[Document page records]
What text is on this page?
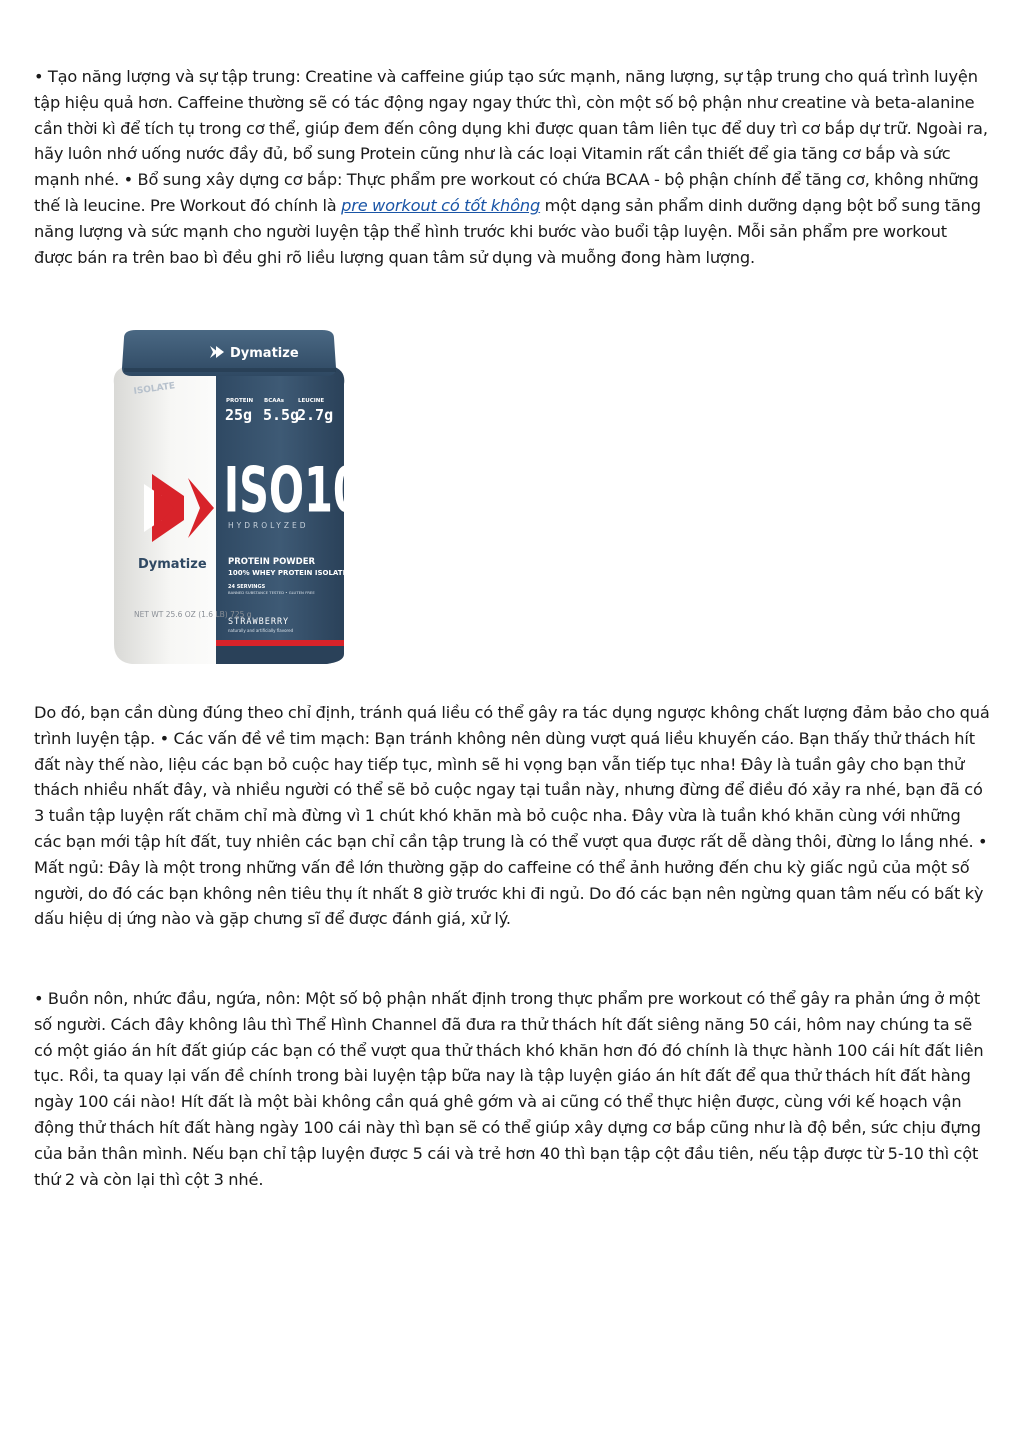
• Tạo năng lượng và sự tập trung: Creatine và caffeine giúp tạo sức mạnh, năng lượng, sự tập trung cho quá trình luyện tập hiệu quả hơn. Caffeine thường sẽ có tác động ngay ngay thức thì, còn một số bộ phận như creatine và beta-alanine cần thời kì để tích tụ trong cơ thể, giúp đem đến công dụng khi được quan tâm liên tục để duy trì cơ bắp dự trữ. Ngoài ra, hãy luôn nhớ uống nước đầy đủ, bổ sung Protein cũng như là các loại Vitamin rất cần thiết để gia tăng cơ bắp và sức mạnh nhé. • Bổ sung xây dựng cơ bắp: Thực phẩm pre workout có chứa BCAA - bộ phận chính để tăng cơ, không những thế là leucine. Pre Workout đó chính là pre workout có tốt không một dạng sản phẩm dinh dưỡng dạng bột bổ sung tăng năng lượng và sức mạnh cho người luyện tập thể hình trước khi bước vào buổi tập luyện. Mỗi sản phẩm pre workout được bán ra trên bao bì đều ghi rõ liều lượng quan tâm sử dụng và muỗng đong hàm lượng.

Dymatize
ISOLATE
PROTEIN
25g
BCAAs
5.5g
LEUCINE
2.7g
Dymatize
ISO1
HYDROLYZED
PROTEIN POWDER
100% WHEY PROTEIN ISOLATE
24 SERVINGS
BANNED SUBSTANCE TESTED • GLUTEN FREE
NET WT 25.6 OZ (1.6 LB) 725 g
STRAWBERRY
naturally and artificially flavored

Do đó, bạn cần dùng đúng theo chỉ định, tránh quá liều có thể gây ra tác dụng ngược không chất lượng đảm bảo cho quá trình luyện tập. • Các vấn đề về tim mạch: Bạn tránh không nên dùng vượt quá liều khuyến cáo. Bạn thấy thử thách hít đất này thế nào, liệu các bạn bỏ cuộc hay tiếp tục, mình sẽ hi vọng bạn vẫn tiếp tục nha! Đây là tuần gây cho bạn thử thách nhiều nhất đây, và nhiều người có thể sẽ bỏ cuộc ngay tại tuần này, nhưng đừng để điều đó xảy ra nhé, bạn đã có 3 tuần tập luyện rất chăm chỉ mà đừng vì 1 chút khó khăn mà bỏ cuộc nha. Đây vừa là tuần khó khăn cùng với những các bạn mới tập hít đất, tuy nhiên các bạn chỉ cần tập trung là có thể vượt qua được rất dễ dàng thôi, đừng lo lắng nhé. • Mất ngủ: Đây là một trong những vấn đề lớn thường gặp do caffeine có thể ảnh hưởng đến chu kỳ giấc ngủ của một số người, do đó các bạn không nên tiêu thụ ít nhất 8 giờ trước khi đi ngủ. Do đó các bạn nên ngừng quan tâm nếu có bất kỳ dấu hiệu dị ứng nào và gặp chưng sĩ để được đánh giá, xử lý.

• Buồn nôn, nhức đầu, ngứa, nôn: Một số bộ phận nhất định trong thực phẩm pre workout có thể gây ra phản ứng ở một số người. Cách đây không lâu thì Thể Hình Channel đã đưa ra thử thách hít đất siêng năng 50 cái, hôm nay chúng ta sẽ có một giáo án hít đất giúp các bạn có thể vượt qua thử thách khó khăn hơn đó đó chính là thực hành 100 cái hít đất liên tục. Rồi, ta quay lại vấn đề chính trong bài luyện tập bữa nay là tập luyện giáo án hít đất để qua thử thách hít đất hàng ngày 100 cái nào! Hít đất là một bài không cần quá ghê gớm và ai cũng có thể thực hiện được, cùng với kế hoạch vận động thử thách hít đất hàng ngày 100 cái này thì bạn sẽ có thể giúp xây dựng cơ bắp cũng như là độ bền, sức chịu đựng của bản thân mình. Nếu bạn chỉ tập luyện được 5 cái và trẻ hơn 40 thì bạn tập cột đầu tiên, nếu tập được từ 5-10 thì cột thứ 2 và còn lại thì cột 3 nhé.
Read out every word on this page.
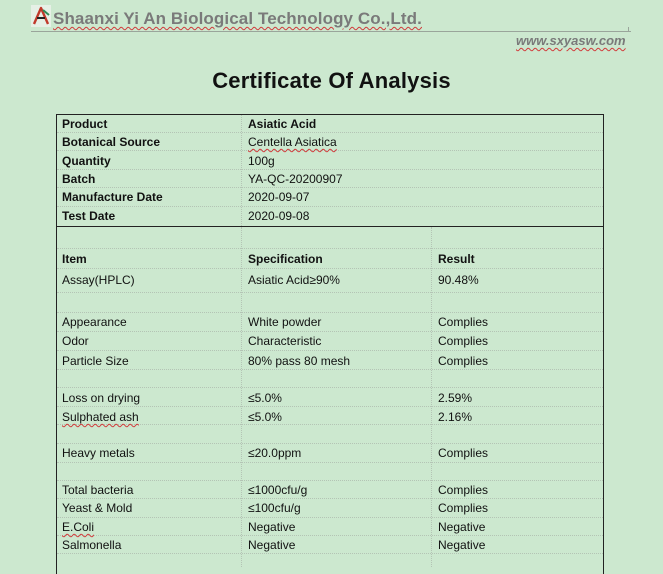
Shaanxi Yi An Biological Technology Co.,Ltd.
www.sxyasw.com
Certificate Of Analysis
Product	Asiatic Acid
Botanical Source	Centella Asiatica
Quantity	100g
Batch	YA-QC-20200907
Manufacture Date	2020-09-07
Test Date	2020-09-08
Item	Specification	Result
Assay(HPLC)	Asiatic Acid≥90%	90.48%
Appearance	White powder	Complies
Odor	Characteristic	Complies
Particle Size	80% pass 80 mesh	Complies
Loss on drying	≤5.0%	2.59%
Sulphated ash	≤5.0%	2.16%
Heavy metals	≤20.0ppm	Complies
Total bacteria	≤1000cfu/g	Complies
Yeast & Mold	≤100cfu/g	Complies
E.Coli	Negative	Negative
Salmonella	Negative	Negative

## Activity
The response should consist of the entries above, given again exactly and free of pictures.

## Solution for this problem
What text is on this page?
• Tạo năng lượng và sự tập trung: Creatine và caffeine giúp tạo sức mạnh, năng lượng, sự tập trung cho quá trình luyện tập hiệu quả hơn. Caffeine thường sẽ có tác động ngay ngay thức thì, còn một số bộ phận như creatine và beta-alanine cần thời kì để tích tụ trong cơ thể, giúp đem đến công dụng khi được quan tâm liên tục để duy trì cơ bắp dự trữ. Ngoài ra, hãy luôn nhớ uống nước đầy đủ, bổ sung Protein cũng như là các loại Vitamin rất cần thiết để gia tăng cơ bắp và sức mạnh nhé. • Bổ sung xây dựng cơ bắp: Thực phẩm pre workout có chứa BCAA - bộ phận chính để tăng cơ, không những thế là leucine. Pre Workout đó chính là pre workout có tốt không một dạng sản phẩm dinh dưỡng dạng bột bổ sung tăng năng lượng và sức mạnh cho người luyện tập thể hình trước khi bước vào buổi tập luyện. Mỗi sản phẩm pre workout được bán ra trên bao bì đều ghi rõ liều lượng quan tâm sử dụng và muỗng đong hàm lượng.

Dymatize
ISOLATE
PROTEIN
25g
BCAAs
5.5g
LEUCINE
2.7g
Dymatize
ISO1
HYDROLYZED
PROTEIN POWDER
100% WHEY PROTEIN ISOLATE
24 SERVINGS
BANNED SUBSTANCE TESTED • GLUTEN FREE
NET WT 25.6 OZ (1.6 LB) 725 g
STRAWBERRY
naturally and artificially flavored

Do đó, bạn cần dùng đúng theo chỉ định, tránh quá liều có thể gây ra tác dụng ngược không chất lượng đảm bảo cho quá trình luyện tập. • Các vấn đề về tim mạch: Bạn tránh không nên dùng vượt quá liều khuyến cáo. Bạn thấy thử thách hít đất này thế nào, liệu các bạn bỏ cuộc hay tiếp tục, mình sẽ hi vọng bạn vẫn tiếp tục nha! Đây là tuần gây cho bạn thử thách nhiều nhất đây, và nhiều người có thể sẽ bỏ cuộc ngay tại tuần này, nhưng đừng để điều đó xảy ra nhé, bạn đã có 3 tuần tập luyện rất chăm chỉ mà đừng vì 1 chút khó khăn mà bỏ cuộc nha. Đây vừa là tuần khó khăn cùng với những các bạn mới tập hít đất, tuy nhiên các bạn chỉ cần tập trung là có thể vượt qua được rất dễ dàng thôi, đừng lo lắng nhé. • Mất ngủ: Đây là một trong những vấn đề lớn thường gặp do caffeine có thể ảnh hưởng đến chu kỳ giấc ngủ của một số người, do đó các bạn không nên tiêu thụ ít nhất 8 giờ trước khi đi ngủ. Do đó các bạn nên ngừng quan tâm nếu có bất kỳ dấu hiệu dị ứng nào và gặp chưng sĩ để được đánh giá, xử lý.

• Buồn nôn, nhức đầu, ngứa, nôn: Một số bộ phận nhất định trong thực phẩm pre workout có thể gây ra phản ứng ở một số người. Cách đây không lâu thì Thể Hình Channel đã đưa ra thử thách hít đất siêng năng 50 cái, hôm nay chúng ta sẽ có một giáo án hít đất giúp các bạn có thể vượt qua thử thách khó khăn hơn đó đó chính là thực hành 100 cái hít đất liên tục. Rồi, ta quay lại vấn đề chính trong bài luyện tập bữa nay là tập luyện giáo án hít đất để qua thử thách hít đất hàng ngày 100 cái nào! Hít đất là một bài không cần quá ghê gớm và ai cũng có thể thực hiện được, cùng với kế hoạch vận động thử thách hít đất hàng ngày 100 cái này thì bạn sẽ có thể giúp xây dựng cơ bắp cũng như là độ bền, sức chịu đựng của bản thân mình. Nếu bạn chỉ tập luyện được 5 cái và trẻ hơn 40 thì bạn tập cột đầu tiên, nếu tập được từ 5-10 thì cột thứ 2 và còn lại thì cột 3 nhé.
Read out every word on this page.
Shaanxi Yi An Biological Technology Co.,Ltd.
www.sxyasw.com
Certificate Of Analysis
Product	Asiatic Acid
Botanical Source	Centella Asiatica
Quantity	100g
Batch	YA-QC-20200907
Manufacture Date	2020-09-07
Test Date	2020-09-08
Item	Specification	Result
Assay(HPLC)	Asiatic Acid≥90%	90.48%
Appearance	White powder	Complies
Odor	Characteristic	Complies
Particle Size	80% pass 80 mesh	Complies
Loss on drying	≤5.0%	2.59%
Sulphated ash	≤5.0%	2.16%
Heavy metals	≤20.0ppm	Complies
Total bacteria	≤1000cfu/g	Complies
Yeast & Mold	≤100cfu/g	Complies
E.Coli	Negative	Negative
Salmonella	Negative	Negative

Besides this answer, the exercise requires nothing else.